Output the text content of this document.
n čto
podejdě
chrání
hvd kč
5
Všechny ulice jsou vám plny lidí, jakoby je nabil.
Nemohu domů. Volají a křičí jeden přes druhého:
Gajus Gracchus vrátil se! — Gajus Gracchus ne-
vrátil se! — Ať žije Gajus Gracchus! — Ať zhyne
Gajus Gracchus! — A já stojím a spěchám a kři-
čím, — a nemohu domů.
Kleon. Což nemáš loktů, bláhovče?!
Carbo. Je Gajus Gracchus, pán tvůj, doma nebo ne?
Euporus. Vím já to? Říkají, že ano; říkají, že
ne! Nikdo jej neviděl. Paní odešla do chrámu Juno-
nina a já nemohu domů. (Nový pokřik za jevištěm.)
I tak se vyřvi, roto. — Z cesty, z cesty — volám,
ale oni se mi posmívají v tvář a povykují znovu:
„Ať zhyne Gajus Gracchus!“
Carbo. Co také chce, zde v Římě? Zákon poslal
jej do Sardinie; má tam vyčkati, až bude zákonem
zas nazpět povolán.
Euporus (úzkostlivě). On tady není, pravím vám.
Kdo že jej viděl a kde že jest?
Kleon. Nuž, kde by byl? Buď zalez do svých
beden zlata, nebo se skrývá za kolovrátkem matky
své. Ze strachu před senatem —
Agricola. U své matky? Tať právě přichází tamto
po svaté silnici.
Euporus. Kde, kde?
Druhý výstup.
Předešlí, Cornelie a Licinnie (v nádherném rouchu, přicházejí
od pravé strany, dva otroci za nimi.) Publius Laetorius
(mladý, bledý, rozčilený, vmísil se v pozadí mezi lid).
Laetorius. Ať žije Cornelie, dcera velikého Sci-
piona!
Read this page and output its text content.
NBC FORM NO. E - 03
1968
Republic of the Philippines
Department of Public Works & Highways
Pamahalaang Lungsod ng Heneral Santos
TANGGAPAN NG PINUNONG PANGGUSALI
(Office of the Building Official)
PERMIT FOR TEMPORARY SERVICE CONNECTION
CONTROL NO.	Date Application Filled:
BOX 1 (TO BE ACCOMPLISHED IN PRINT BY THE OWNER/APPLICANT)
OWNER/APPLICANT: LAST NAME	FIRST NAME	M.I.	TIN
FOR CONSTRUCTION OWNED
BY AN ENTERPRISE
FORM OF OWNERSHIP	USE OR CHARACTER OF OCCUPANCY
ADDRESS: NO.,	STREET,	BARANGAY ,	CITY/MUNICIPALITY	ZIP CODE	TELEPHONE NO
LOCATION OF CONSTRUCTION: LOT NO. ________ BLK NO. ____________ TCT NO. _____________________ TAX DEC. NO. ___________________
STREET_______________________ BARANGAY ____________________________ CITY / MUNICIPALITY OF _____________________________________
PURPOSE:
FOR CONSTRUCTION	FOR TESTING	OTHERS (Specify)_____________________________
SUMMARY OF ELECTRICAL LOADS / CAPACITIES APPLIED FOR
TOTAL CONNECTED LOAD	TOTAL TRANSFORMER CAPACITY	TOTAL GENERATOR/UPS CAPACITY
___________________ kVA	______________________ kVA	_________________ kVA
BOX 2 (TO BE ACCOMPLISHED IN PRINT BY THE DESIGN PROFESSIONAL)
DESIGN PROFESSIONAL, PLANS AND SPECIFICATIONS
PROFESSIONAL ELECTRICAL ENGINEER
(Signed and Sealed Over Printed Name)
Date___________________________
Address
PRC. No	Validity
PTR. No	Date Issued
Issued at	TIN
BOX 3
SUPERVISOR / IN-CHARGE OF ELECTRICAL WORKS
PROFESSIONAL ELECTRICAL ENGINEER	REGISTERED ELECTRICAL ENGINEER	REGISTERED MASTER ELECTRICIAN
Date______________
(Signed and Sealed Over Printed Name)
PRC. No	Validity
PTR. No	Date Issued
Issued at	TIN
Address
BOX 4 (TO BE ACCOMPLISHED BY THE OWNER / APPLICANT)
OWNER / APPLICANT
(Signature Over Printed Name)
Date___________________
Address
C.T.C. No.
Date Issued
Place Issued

■ ■ ■ ■ ■ ■ ■

§ **WORK TO DO**:
Extract the complete set of records unchanged.

§ **OUTPUT OF THE EXERCISE**:
Output the text content of this document.
n čto
podejdě
chrání
hvd kč
5
Všechny ulice jsou vám plny lidí, jakoby je nabil.
Nemohu domů. Volají a křičí jeden přes druhého:
Gajus Gracchus vrátil se! — Gajus Gracchus ne-
vrátil se! — Ať žije Gajus Gracchus! — Ať zhyne
Gajus Gracchus! — A já stojím a spěchám a kři-
čím, — a nemohu domů.
Kleon. Což nemáš loktů, bláhovče?!
Carbo. Je Gajus Gracchus, pán tvůj, doma nebo ne?
Euporus. Vím já to? Říkají, že ano; říkají, že
ne! Nikdo jej neviděl. Paní odešla do chrámu Juno-
nina a já nemohu domů. (Nový pokřik za jevištěm.)
I tak se vyřvi, roto. — Z cesty, z cesty — volám,
ale oni se mi posmívají v tvář a povykují znovu:
„Ať zhyne Gajus Gracchus!“
Carbo. Co také chce, zde v Římě? Zákon poslal
jej do Sardinie; má tam vyčkati, až bude zákonem
zas nazpět povolán.
Euporus (úzkostlivě). On tady není, pravím vám.
Kdo že jej viděl a kde že jest?
Kleon. Nuž, kde by byl? Buď zalez do svých
beden zlata, nebo se skrývá za kolovrátkem matky
své. Ze strachu před senatem —
Agricola. U své matky? Tať právě přichází tamto
po svaté silnici.
Euporus. Kde, kde?
Druhý výstup.
Předešlí, Cornelie a Licinnie (v nádherném rouchu, přicházejí
od pravé strany, dva otroci za nimi.) Publius Laetorius
(mladý, bledý, rozčilený, vmísil se v pozadí mezi lid).
Laetorius. Ať žije Cornelie, dcera velikého Sci-
piona!
Read this page and output its text content.
NBC FORM NO. E - 03
1968
Republic of the Philippines
Department of Public Works & Highways
Pamahalaang Lungsod ng Heneral Santos
TANGGAPAN NG PINUNONG PANGGUSALI
(Office of the Building Official)
PERMIT FOR TEMPORARY SERVICE CONNECTION
CONTROL NO.	Date Application Filled:
BOX 1 (TO BE ACCOMPLISHED IN PRINT BY THE OWNER/APPLICANT)
OWNER/APPLICANT: LAST NAME	FIRST NAME	M.I.	TIN
FOR CONSTRUCTION OWNED
BY AN ENTERPRISE
FORM OF OWNERSHIP	USE OR CHARACTER OF OCCUPANCY
ADDRESS: NO.,	STREET,	BARANGAY ,	CITY/MUNICIPALITY	ZIP CODE	TELEPHONE NO
LOCATION OF CONSTRUCTION: LOT NO. ________ BLK NO. ____________ TCT NO. _____________________ TAX DEC. NO. ___________________
STREET_______________________ BARANGAY ____________________________ CITY / MUNICIPALITY OF _____________________________________
PURPOSE:
FOR CONSTRUCTION	FOR TESTING	OTHERS (Specify)_____________________________
SUMMARY OF ELECTRICAL LOADS / CAPACITIES APPLIED FOR
TOTAL CONNECTED LOAD	TOTAL TRANSFORMER CAPACITY	TOTAL GENERATOR/UPS CAPACITY
___________________ kVA	______________________ kVA	_________________ kVA
BOX 2 (TO BE ACCOMPLISHED IN PRINT BY THE DESIGN PROFESSIONAL)
DESIGN PROFESSIONAL, PLANS AND SPECIFICATIONS
PROFESSIONAL ELECTRICAL ENGINEER
(Signed and Sealed Over Printed Name)
Date___________________________
Address
PRC. No	Validity
PTR. No	Date Issued
Issued at	TIN
BOX 3
SUPERVISOR / IN-CHARGE OF ELECTRICAL WORKS
PROFESSIONAL ELECTRICAL ENGINEER	REGISTERED ELECTRICAL ENGINEER	REGISTERED MASTER ELECTRICIAN
Date______________
(Signed and Sealed Over Printed Name)
PRC. No	Validity
PTR. No	Date Issued
Issued at	TIN
Address
BOX 4 (TO BE ACCOMPLISHED BY THE OWNER / APPLICANT)
OWNER / APPLICANT
(Signature Over Printed Name)
Date___________________
Address
C.T.C. No.
Date Issued
Place Issued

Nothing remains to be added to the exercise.